***** Provided data *****
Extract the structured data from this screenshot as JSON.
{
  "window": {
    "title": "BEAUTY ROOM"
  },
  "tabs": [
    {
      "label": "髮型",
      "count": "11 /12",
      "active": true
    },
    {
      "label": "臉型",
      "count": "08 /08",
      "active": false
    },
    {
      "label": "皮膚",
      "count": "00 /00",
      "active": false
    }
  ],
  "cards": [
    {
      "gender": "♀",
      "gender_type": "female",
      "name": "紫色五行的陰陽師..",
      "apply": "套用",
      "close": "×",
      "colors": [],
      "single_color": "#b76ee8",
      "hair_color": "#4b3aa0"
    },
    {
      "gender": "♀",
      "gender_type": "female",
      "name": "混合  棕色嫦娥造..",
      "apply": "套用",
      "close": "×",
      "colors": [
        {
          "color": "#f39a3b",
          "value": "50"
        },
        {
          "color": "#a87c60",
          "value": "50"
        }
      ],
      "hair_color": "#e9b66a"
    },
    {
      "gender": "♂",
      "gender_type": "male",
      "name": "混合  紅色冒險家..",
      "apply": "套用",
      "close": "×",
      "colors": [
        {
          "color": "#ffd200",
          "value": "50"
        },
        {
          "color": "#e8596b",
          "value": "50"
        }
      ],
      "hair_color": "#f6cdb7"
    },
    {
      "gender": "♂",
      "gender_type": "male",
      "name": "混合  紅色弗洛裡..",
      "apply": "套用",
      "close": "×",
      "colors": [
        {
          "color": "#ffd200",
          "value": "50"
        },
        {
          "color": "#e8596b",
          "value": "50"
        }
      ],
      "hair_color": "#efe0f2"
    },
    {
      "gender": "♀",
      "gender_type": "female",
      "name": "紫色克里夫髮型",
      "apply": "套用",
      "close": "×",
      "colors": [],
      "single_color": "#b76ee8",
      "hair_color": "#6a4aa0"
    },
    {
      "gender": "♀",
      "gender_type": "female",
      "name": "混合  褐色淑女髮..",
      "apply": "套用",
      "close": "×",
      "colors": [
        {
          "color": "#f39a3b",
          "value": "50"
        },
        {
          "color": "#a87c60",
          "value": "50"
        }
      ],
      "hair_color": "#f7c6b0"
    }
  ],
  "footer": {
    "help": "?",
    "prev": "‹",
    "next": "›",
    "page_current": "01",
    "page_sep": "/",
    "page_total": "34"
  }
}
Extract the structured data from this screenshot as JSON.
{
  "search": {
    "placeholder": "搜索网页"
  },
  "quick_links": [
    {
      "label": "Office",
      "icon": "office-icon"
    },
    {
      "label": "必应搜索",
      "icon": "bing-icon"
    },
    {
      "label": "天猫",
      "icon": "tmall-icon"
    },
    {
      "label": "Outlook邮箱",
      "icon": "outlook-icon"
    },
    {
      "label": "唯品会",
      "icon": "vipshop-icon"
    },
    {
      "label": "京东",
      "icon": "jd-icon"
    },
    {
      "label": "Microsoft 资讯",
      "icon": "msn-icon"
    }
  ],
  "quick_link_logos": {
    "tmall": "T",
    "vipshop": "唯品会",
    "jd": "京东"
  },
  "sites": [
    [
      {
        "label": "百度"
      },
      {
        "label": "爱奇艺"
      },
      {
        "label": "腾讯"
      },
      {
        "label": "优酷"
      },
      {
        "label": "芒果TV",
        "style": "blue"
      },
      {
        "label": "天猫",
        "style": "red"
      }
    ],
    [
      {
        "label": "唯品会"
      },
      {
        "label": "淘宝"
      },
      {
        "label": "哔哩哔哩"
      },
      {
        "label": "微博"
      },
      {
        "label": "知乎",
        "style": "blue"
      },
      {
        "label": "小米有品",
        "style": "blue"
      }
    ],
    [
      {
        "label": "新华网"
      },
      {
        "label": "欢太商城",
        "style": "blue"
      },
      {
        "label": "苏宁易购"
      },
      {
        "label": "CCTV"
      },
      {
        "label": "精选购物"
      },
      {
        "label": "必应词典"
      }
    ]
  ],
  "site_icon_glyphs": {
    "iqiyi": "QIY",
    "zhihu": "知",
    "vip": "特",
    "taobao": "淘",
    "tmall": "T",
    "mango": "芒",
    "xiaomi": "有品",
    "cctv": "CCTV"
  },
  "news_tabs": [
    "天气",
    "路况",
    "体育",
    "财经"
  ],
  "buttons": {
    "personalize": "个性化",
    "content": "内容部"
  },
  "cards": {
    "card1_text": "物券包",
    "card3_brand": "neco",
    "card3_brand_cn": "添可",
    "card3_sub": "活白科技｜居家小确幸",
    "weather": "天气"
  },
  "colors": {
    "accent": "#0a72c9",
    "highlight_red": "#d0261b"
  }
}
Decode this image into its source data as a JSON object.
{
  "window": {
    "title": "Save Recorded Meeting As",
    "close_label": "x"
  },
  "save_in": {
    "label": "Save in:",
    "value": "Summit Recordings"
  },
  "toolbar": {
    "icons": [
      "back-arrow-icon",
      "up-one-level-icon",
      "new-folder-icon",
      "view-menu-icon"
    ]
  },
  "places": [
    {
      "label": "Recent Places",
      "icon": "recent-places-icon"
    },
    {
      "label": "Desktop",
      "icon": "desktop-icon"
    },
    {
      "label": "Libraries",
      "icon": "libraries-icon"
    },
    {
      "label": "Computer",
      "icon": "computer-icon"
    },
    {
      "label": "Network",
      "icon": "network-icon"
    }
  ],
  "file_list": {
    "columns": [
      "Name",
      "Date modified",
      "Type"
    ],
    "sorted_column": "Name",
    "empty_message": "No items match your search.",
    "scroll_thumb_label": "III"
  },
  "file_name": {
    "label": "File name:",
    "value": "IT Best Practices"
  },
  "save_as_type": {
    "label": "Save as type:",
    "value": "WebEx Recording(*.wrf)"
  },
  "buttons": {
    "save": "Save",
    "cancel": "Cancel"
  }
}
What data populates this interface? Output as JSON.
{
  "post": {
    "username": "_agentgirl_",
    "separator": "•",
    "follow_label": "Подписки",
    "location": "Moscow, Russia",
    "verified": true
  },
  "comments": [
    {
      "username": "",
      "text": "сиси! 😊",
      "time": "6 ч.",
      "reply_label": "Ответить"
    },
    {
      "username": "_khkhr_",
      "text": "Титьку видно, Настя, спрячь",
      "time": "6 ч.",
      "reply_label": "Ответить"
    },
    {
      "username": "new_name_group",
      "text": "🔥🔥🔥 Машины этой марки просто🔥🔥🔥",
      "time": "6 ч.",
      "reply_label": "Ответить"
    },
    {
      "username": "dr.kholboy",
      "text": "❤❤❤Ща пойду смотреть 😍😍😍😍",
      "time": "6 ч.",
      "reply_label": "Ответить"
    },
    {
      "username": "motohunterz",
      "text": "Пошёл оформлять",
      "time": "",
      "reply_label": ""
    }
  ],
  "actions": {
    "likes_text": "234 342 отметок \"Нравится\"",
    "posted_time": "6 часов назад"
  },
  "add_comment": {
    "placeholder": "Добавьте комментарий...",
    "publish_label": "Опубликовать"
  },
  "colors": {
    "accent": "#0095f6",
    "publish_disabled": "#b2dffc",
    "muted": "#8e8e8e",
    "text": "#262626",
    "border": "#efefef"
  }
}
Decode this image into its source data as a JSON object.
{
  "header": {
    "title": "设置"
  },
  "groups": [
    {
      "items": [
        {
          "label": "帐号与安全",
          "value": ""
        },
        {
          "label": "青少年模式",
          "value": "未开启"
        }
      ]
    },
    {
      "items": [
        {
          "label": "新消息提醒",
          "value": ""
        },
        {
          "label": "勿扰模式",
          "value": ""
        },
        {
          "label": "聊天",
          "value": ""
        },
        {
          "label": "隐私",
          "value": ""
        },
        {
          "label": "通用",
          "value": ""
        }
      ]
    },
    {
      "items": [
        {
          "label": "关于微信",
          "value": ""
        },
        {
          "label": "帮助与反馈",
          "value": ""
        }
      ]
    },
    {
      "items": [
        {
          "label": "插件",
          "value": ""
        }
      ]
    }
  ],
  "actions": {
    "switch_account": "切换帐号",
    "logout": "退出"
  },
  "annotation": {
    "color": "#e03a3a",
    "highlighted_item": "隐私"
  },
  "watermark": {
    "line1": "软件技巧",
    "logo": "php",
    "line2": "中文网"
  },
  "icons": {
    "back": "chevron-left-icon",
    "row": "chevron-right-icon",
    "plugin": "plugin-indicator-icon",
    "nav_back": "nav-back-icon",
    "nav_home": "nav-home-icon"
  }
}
*****
The problem: Lines that hold "search" are the ones to copy; find all of them.

Response to this task:
  "search": {
    "empty_message": "No items match your search.",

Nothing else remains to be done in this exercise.